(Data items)
□ □ □
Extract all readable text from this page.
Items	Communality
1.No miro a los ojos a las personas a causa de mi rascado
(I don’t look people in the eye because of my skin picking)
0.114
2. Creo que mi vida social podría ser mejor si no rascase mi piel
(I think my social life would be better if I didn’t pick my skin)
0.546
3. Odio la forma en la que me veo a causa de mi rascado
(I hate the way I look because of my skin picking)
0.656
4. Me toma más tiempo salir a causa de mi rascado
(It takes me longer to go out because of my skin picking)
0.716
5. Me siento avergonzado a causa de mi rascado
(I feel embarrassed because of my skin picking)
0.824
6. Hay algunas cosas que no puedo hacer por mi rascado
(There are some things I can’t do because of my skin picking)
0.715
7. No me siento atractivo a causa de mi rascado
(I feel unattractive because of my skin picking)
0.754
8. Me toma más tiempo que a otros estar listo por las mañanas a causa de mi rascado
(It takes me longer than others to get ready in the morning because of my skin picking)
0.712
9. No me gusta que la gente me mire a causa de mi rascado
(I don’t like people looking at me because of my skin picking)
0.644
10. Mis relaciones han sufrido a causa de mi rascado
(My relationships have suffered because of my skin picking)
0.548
□ □ □
● Required task
Find each line that has the word "skin", then copy it out.

● Result of this task
(I don’t look people in the eye because of my skin picking)
(I think my social life would be better if I didn’t pick my skin)
(I hate the way I look because of my skin picking)
(It takes me longer to go out because of my skin picking)
(I feel embarrassed because of my skin picking)
(There are some things I can’t do because of my skin picking)
(I feel unattractive because of my skin picking)
(It takes me longer than others to get ready in the morning because of my skin picking)
(I don’t like people looking at me because of my skin picking)
(My relationships have suffered because of my skin picking)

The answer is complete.